- RAW RECORDS -
* Begin *

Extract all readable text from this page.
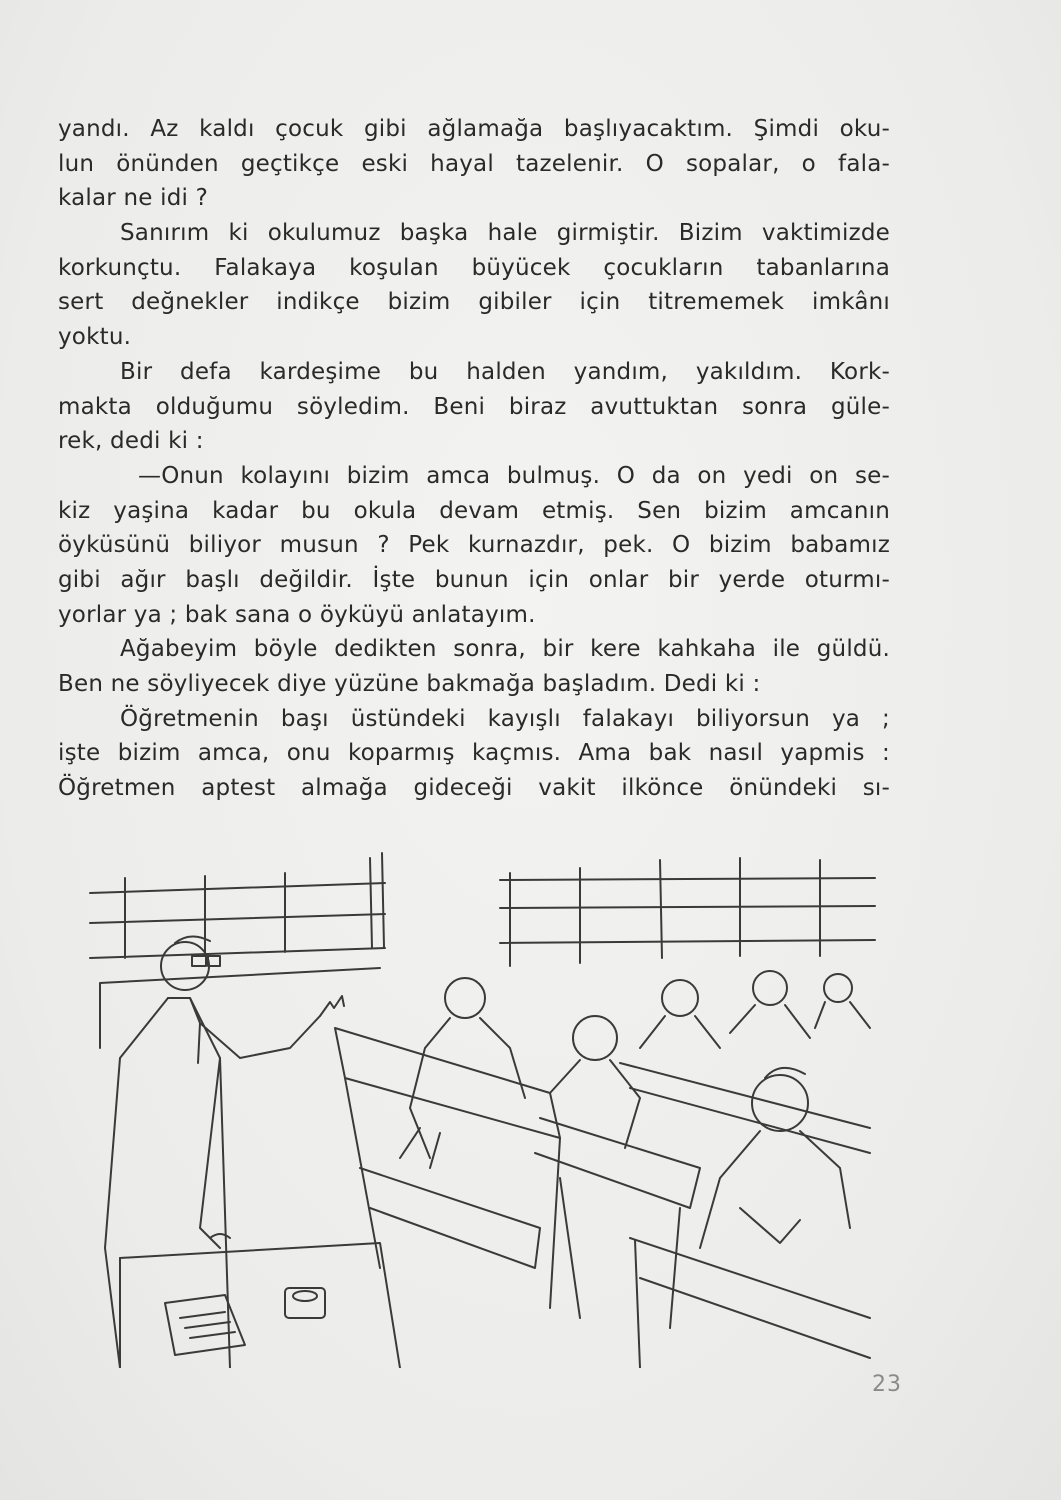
yandı. Az kaldı çocuk gibi ağlamağa başlıyacaktım. Şimdi oku-
lun önünden geçtikçe eski hayal tazelenir. O sopalar, o fala-
kalar ne idi ?
Sanırım ki okulumuz başka hale girmiştir. Bizim vaktimizde
korkunçtu. Falakaya koşulan büyücek çocukların tabanlarına
sert değnekler indikçe bizim gibiler için titrememek imkânı
yoktu.
Bir defa kardeşime bu halden yandım, yakıldım. Kork-
makta olduğumu söyledim. Beni biraz avuttuktan sonra güle-
rek, dedi ki :
—Onun kolayını bizim amca bulmuş. O da on yedi on se-
kiz yaşina kadar bu okula devam etmiş. Sen bizim amcanın
öyküsünü biliyor musun ? Pek kurnazdır, pek. O bizim babamız
gibi ağır başlı değildir. İşte bunun için onlar bir yerde oturmı-
yorlar ya ; bak sana o öyküyü anlatayım.
Ağabeyim böyle dedikten sonra, bir kere kahkaha ile güldü.
Ben ne söyliyecek diye yüzüne bakmağa başladım. Dedi ki :
Öğretmenin başı üstündeki kayışlı falakayı biliyorsun ya ;
işte bizim amca, onu koparmış kaçmıs. Ama bak nasıl yapmis :
Öğretmen aptest almağa gideceği vakit ilkönce önündeki sı-
23
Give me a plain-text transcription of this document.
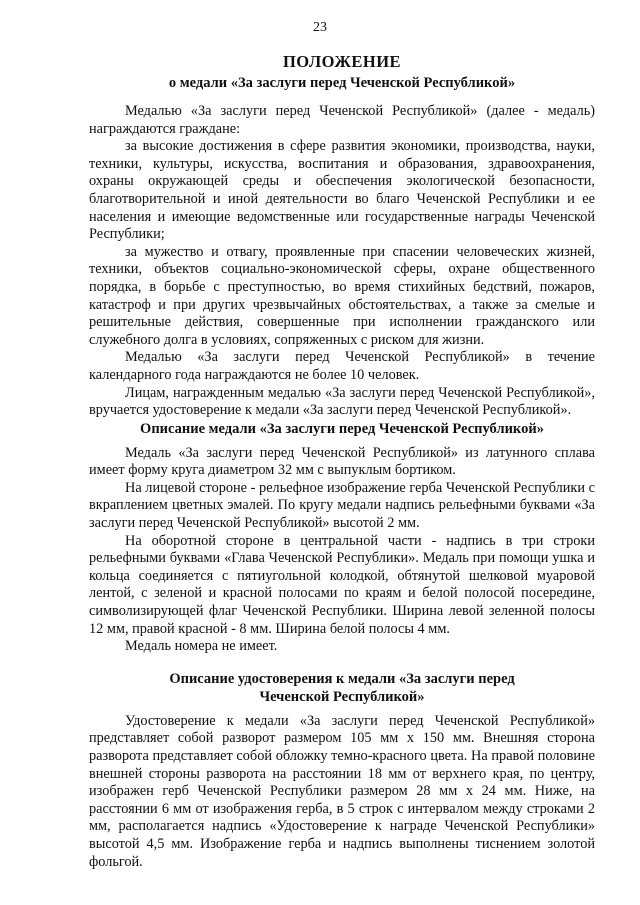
23
ПОЛОЖЕНИЕ
о медали «За заслуги перед Чеченской Республикой»

Медалью «За заслуги перед Чеченской Республикой» (далее - медаль) награждаются граждане:

за высокие достижения в сфере развития экономики, производства, науки, техники, культуры, искусства, воспитания и образования, здравоохранения, охраны окружающей среды и обеспечения экологической безопасности, благотворительной и иной деятельности во благо Чеченской Республики и ее населения и имеющие ведомственные или государственные награды Чеченской Республики;

за мужество и отвагу, проявленные при спасении человеческих жизней, техники, объектов социально-экономической сферы, охране общественного порядка, в борьбе с преступностью, во время стихийных бедствий, пожаров, катастроф и при других чрезвычайных обстоятельствах, а также за смелые и решительные действия, совершенные при исполнении гражданского или служебного долга в условиях, сопряженных с риском для жизни.

Медалью «За заслуги перед Чеченской Республикой» в течение календарного года награждаются не более 10 человек.

Лицам, награжденным медалью «За заслуги перед Чеченской Республикой», вручается удостоверение к медали «За заслуги перед Чеченской Республикой».

Описание медали «За заслуги перед Чеченской Республикой»

Медаль «За заслуги перед Чеченской Республикой» из латунного сплава имеет форму круга диаметром 32 мм с выпуклым бортиком.

На лицевой стороне - рельефное изображение герба Чеченской Республики с вкраплением цветных эмалей. По кругу медали надпись рельефными буквами «За заслуги перед Чеченской Республикой» высотой 2 мм.

На оборотной стороне в центральной части - надпись в три строки рельефными буквами «Глава Чеченской Республики». Медаль при помощи ушка и кольца соединяется с пятиугольной колодкой, обтянутой шелковой муаровой лентой, с зеленой и красной полосами по краям и белой полосой посередине, символизирующей флаг Чеченской Республики. Ширина левой зеленной полосы 12 мм, правой красной - 8 мм. Ширина белой полосы 4 мм.

Медаль номера не имеет.

Описание удостоверения к медали «За заслуги перед
Чеченской Республикой»

Удостоверение к медали «За заслуги перед Чеченской Республикой» представляет собой разворот размером 105 мм х 150 мм. Внешняя сторона разворота представляет собой обложку темно-красного цвета. На правой половине внешней стороны разворота на расстоянии 18 мм от верхнего края, по центру, изображен герб Чеченской Республики размером 28 мм х 24 мм. Ниже, на расстоянии 6 мм от изображения герба, в 5 строк с интервалом между строками 2 мм, располагается надпись «Удостоверение к награде Чеченской Республики» высотой 4,5 мм. Изображение герба и надпись выполнены тиснением золотой фольгой.
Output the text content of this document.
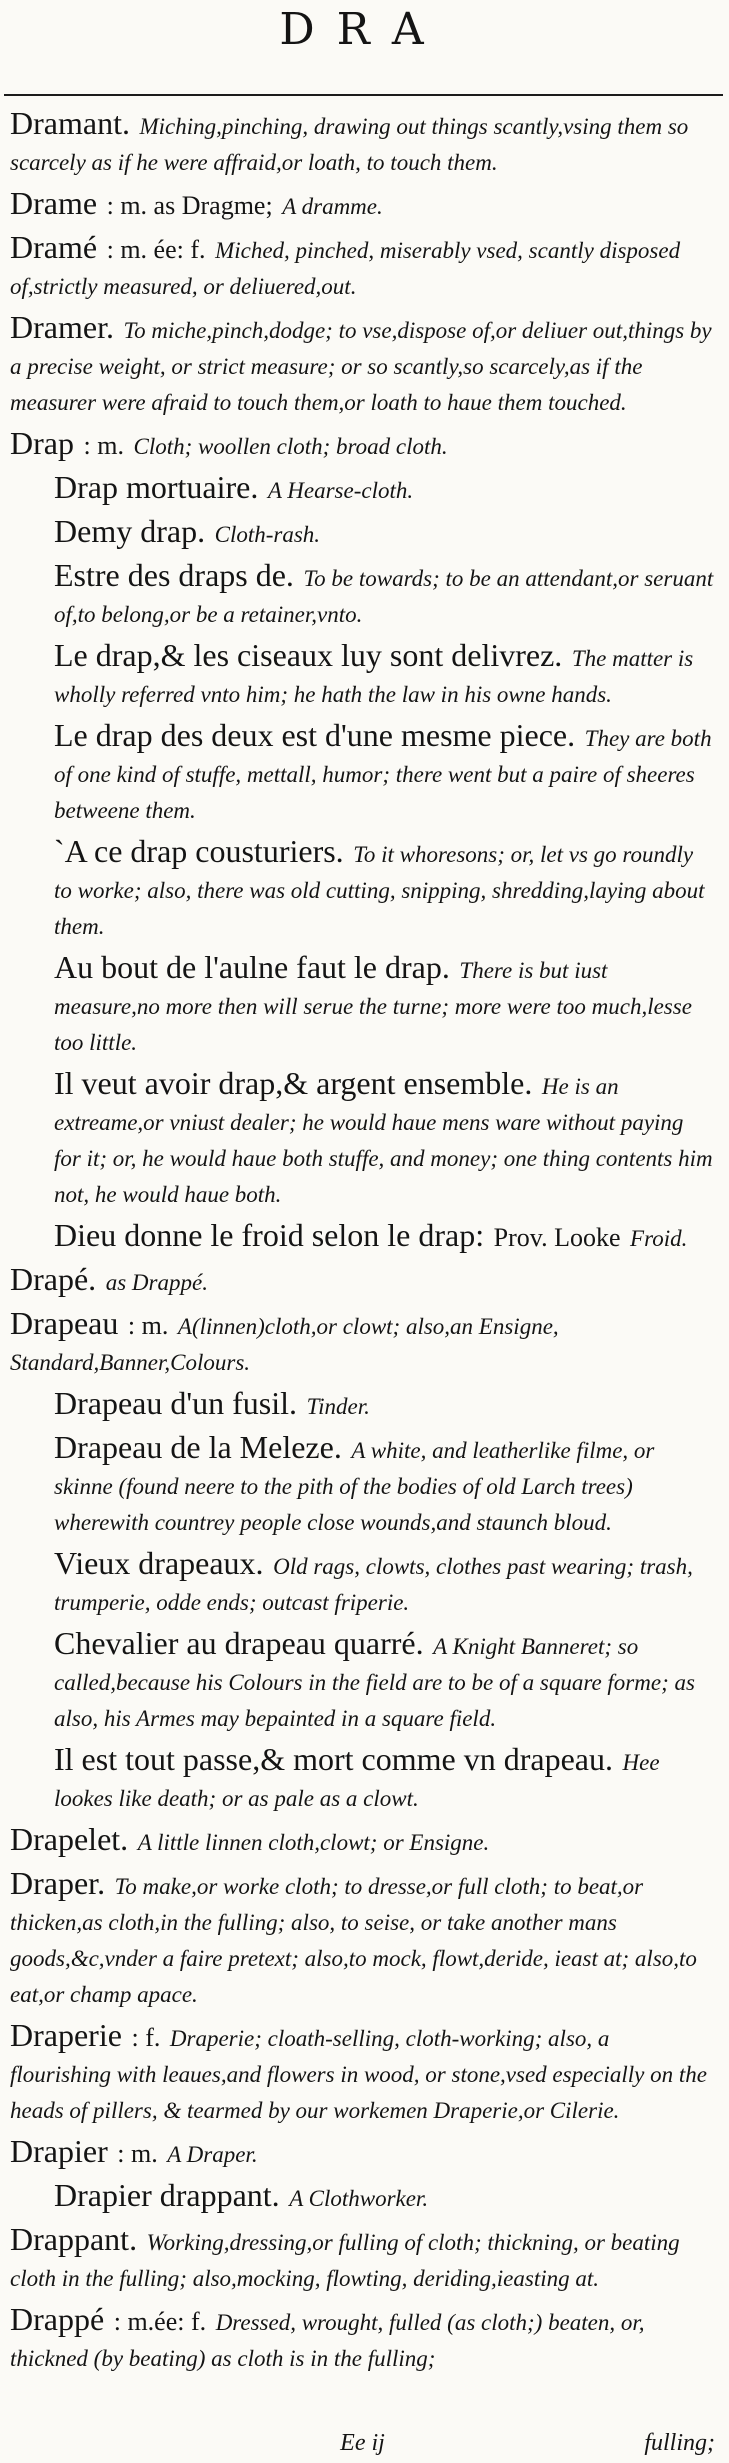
DRA

Dramant. Miching,pinching, drawing out things scantly,vsing them so scarcely as if he were affraid,or loath, to touch them.

Drame : m. as Dragme; A dramme.

Dramé : m. ée: f. Miched, pinched, miserably vsed, scantly disposed of,strictly measured, or deliuered,out.

Dramer. To miche,pinch,dodge; to vse,dispose of,or deliuer out,things by a precise weight, or strict measure; or so scantly,so scarcely,as if the measurer were afraid to touch them,or loath to haue them touched.

Drap : m. Cloth; woollen cloth; broad cloth.

Drap mortuaire. A Hearse-cloth.

Demy drap. Cloth-rash.

Estre des draps de. To be towards; to be an attendant,or seruant of,to belong,or be a retainer,vnto.

Le drap,& les ciseaux luy sont delivrez. The matter is wholly referred vnto him; he hath the law in his owne hands.

Le drap des deux est d'une mesme piece. They are both of one kind of stuffe, mettall, humor; there went but a paire of sheeres betweene them.

`A ce drap cousturiers. To it whoresons; or, let vs go roundly to worke; also, there was old cutting, snipping, shredding,laying about them.

Au bout de l'aulne faut le drap. There is but iust measure,no more then will serue the turne; more were too much,lesse too little.

Il veut avoir drap,& argent ensemble. He is an extreame,or vniust dealer; he would haue mens ware without paying for it; or, he would haue both stuffe, and money; one thing contents him not, he would haue both.

Dieu donne le froid selon le drap: Prov. Looke Froid.

Drapé. as Drappé.

Drapeau : m. A(linnen)cloth,or clowt; also,an Ensigne, Standard,Banner,Colours.

Drapeau d'un fusil. Tinder.

Drapeau de la Meleze. A white, and leatherlike filme, or skinne (found neere to the pith of the bodies of old Larch trees) wherewith countrey people close wounds,and staunch bloud.

Vieux drapeaux. Old rags, clowts, clothes past wearing; trash, trumperie, odde ends; outcast friperie.

Chevalier au drapeau quarré. A Knight Banneret; so called,because his Colours in the field are to be of a square forme; as also, his Armes may bepainted in a square field.

Il est tout passe,& mort comme vn drapeau. Hee lookes like death; or as pale as a clowt.

Drapelet. A little linnen cloth,clowt; or Ensigne.

Draper. To make,or worke cloth; to dresse,or full cloth; to beat,or thicken,as cloth,in the fulling; also, to seise, or take another mans goods,&c,vnder a faire pretext; also,to mock, flowt,deride, ieast at; also,to eat,or champ apace.

Draperie : f. Draperie; cloath-selling, cloth-working; also, a flourishing with leaues,and flowers in wood, or stone,vsed especially on the heads of pillers, & tearmed by our workemen Draperie,or Cilerie.

Drapier : m. A Draper.

Drapier drappant. A Clothworker.

Drappant. Working,dressing,or fulling of cloth; thickning, or beating cloth in the fulling; also,mocking, flowting, deriding,ieasting at.

Drappé : m.ée: f. Dressed, wrought, fulled (as cloth;) beaten, or, thickned (by beating) as cloth is in the fulling;

Ee ij	fulling;
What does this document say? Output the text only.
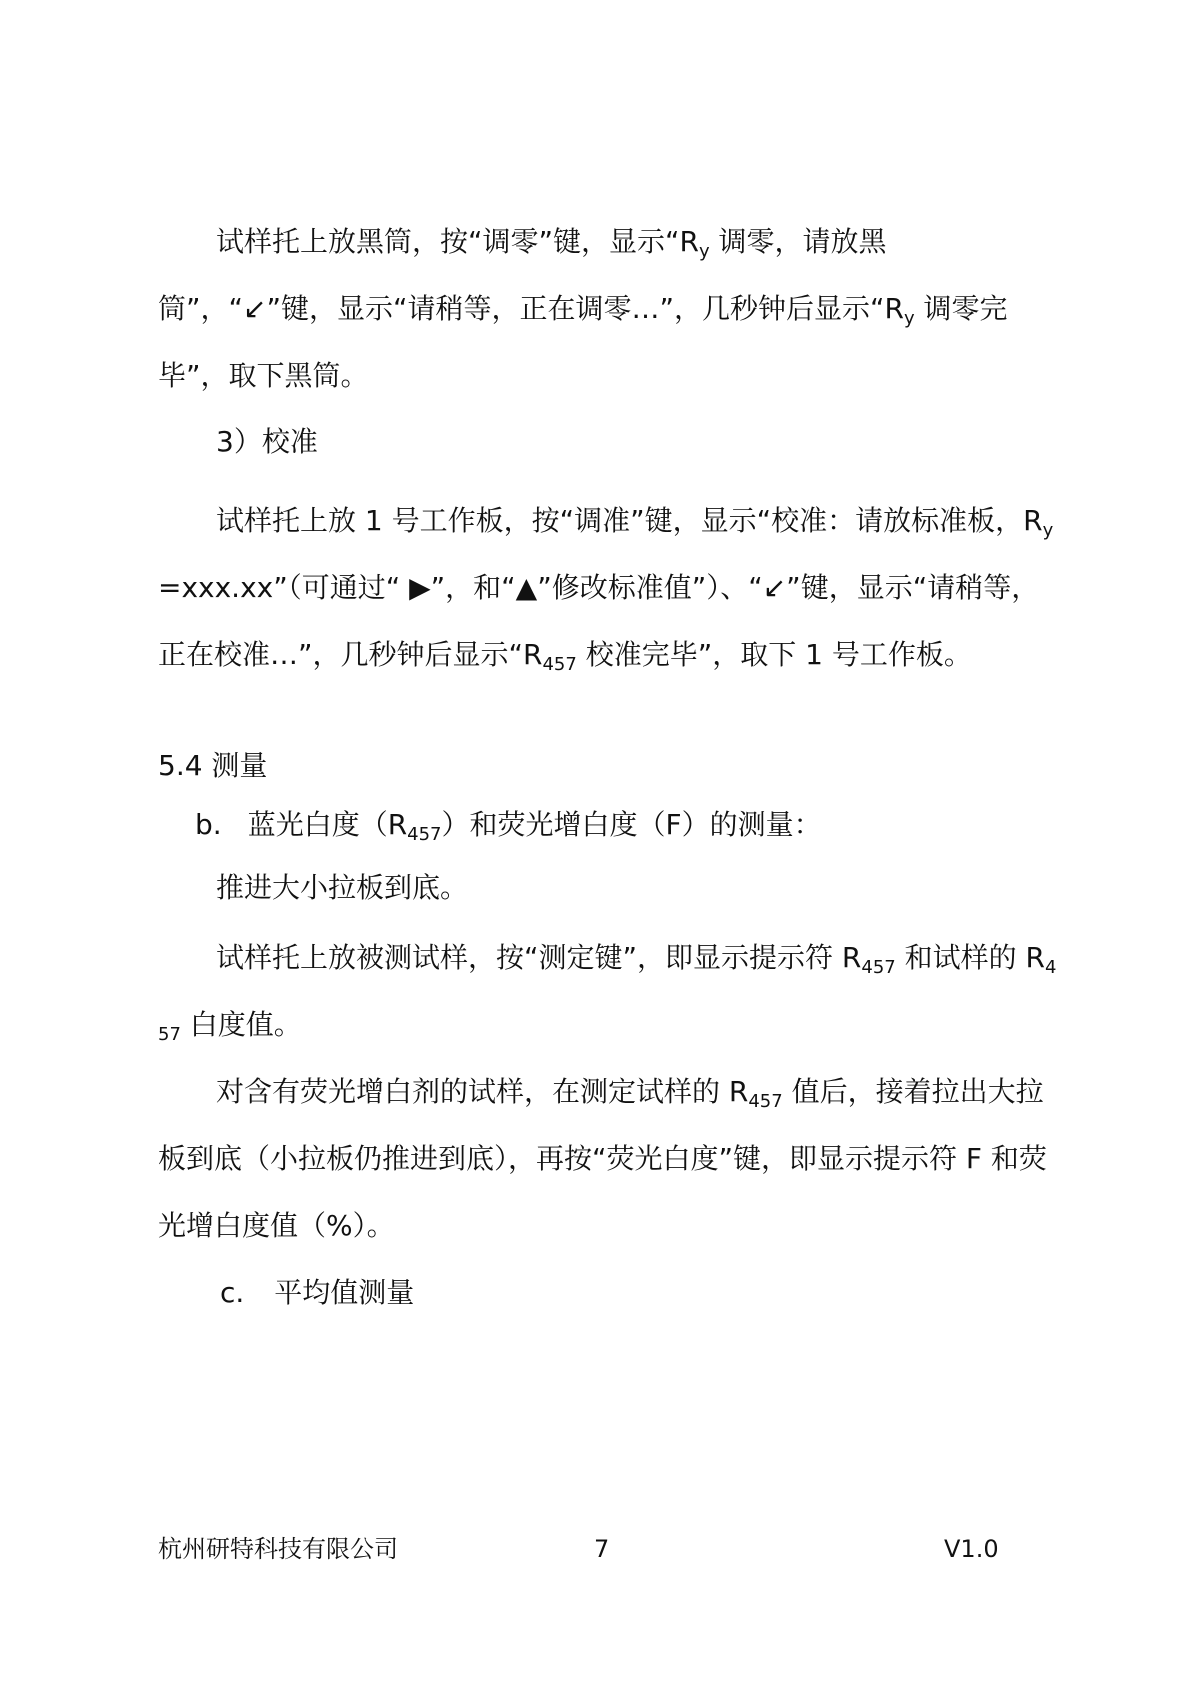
试样托上放黑筒，按“调零”键，显示“$R_y$ 调零，请放黑筒”，“↙”键，显示“请稍等，正在调零…”，几秒钟后显示“$R_y$ 调零完毕”，取下黑筒。

3）校准

试样托上放 1 号工作板，按“调准”键，显示“校准：请放标准板，$R_y=xxx.xx$”（可通过“ ▶”，和“▲”修改标准值”）、“↙”键，显示“请稍等，正在校准…”，几秒钟后显示“$R_{457}$ 校准完毕”，取下 1 号工作板。

5.4 测量
b. 蓝光白度$(R_{457})$和荧光增白度（F）的测量：
推进大小拉板到底。

试样托上放被测试样，按“测定键”，即显示提示符 $R_{457}$ 和试样的 $R_{457}$ 白度值。

对含有荧光增白剂的试样，在测定试样的 $R_{457}$ 值后，接着拉出大拉板到底（小拉板仍推进到底），再按“荧光白度”键，即显示提示符 F 和荧光增白度值（%）。

c. 平均值测量
杭州研特科技有限公司	7	V1.0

* End *

- WHAT IS BEING ASKED -
Using the material above, copy every line in which the string "sonra" occurs.

- OUTPUT FOR THIS TASK -
makta olduğumu söyledim. Beni biraz avuttuktan sonra güle-
Ağabeyim böyle dedikten sonra, bir kere kahkaha ile güldü.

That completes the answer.